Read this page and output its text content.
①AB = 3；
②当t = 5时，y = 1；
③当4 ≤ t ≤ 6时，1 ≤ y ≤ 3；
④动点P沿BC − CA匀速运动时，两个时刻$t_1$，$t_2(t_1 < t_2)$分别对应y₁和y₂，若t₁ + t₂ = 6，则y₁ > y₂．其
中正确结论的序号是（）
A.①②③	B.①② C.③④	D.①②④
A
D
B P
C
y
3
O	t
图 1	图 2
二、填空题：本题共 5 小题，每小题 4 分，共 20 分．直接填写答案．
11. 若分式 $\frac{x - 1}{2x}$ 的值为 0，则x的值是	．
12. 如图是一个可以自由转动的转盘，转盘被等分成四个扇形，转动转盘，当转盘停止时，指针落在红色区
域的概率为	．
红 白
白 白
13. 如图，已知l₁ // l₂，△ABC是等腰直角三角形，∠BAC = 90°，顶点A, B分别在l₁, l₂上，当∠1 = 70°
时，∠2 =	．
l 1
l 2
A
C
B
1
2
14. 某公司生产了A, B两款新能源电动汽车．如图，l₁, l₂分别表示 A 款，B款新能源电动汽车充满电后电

==============================

▸ Given instruction: Reproduce the complete data exactly as presented above.

▸ Written answer:
Read this page and output its text content.
①AB = 3；
②当t = 5时，y = 1；
③当4 ≤ t ≤ 6时，1 ≤ y ≤ 3；
④动点P沿BC − CA匀速运动时，两个时刻$t_1$，$t_2(t_1 < t_2)$分别对应y₁和y₂，若t₁ + t₂ = 6，则y₁ > y₂．其
中正确结论的序号是（）
A.①②③	B.①② C.③④	D.①②④
A
D
B P
C
y
3
O	t
图 1	图 2
二、填空题：本题共 5 小题，每小题 4 分，共 20 分．直接填写答案．
11. 若分式 $\frac{x - 1}{2x}$ 的值为 0，则x的值是	．
12. 如图是一个可以自由转动的转盘，转盘被等分成四个扇形，转动转盘，当转盘停止时，指针落在红色区
域的概率为	．
红 白
白 白
13. 如图，已知l₁ // l₂，△ABC是等腰直角三角形，∠BAC = 90°，顶点A, B分别在l₁, l₂上，当∠1 = 70°
时，∠2 =	．
l 1
l 2
A
C
B
1
2
14. 某公司生产了A, B两款新能源电动汽车．如图，l₁, l₂分别表示 A 款，B款新能源电动汽车充满电后电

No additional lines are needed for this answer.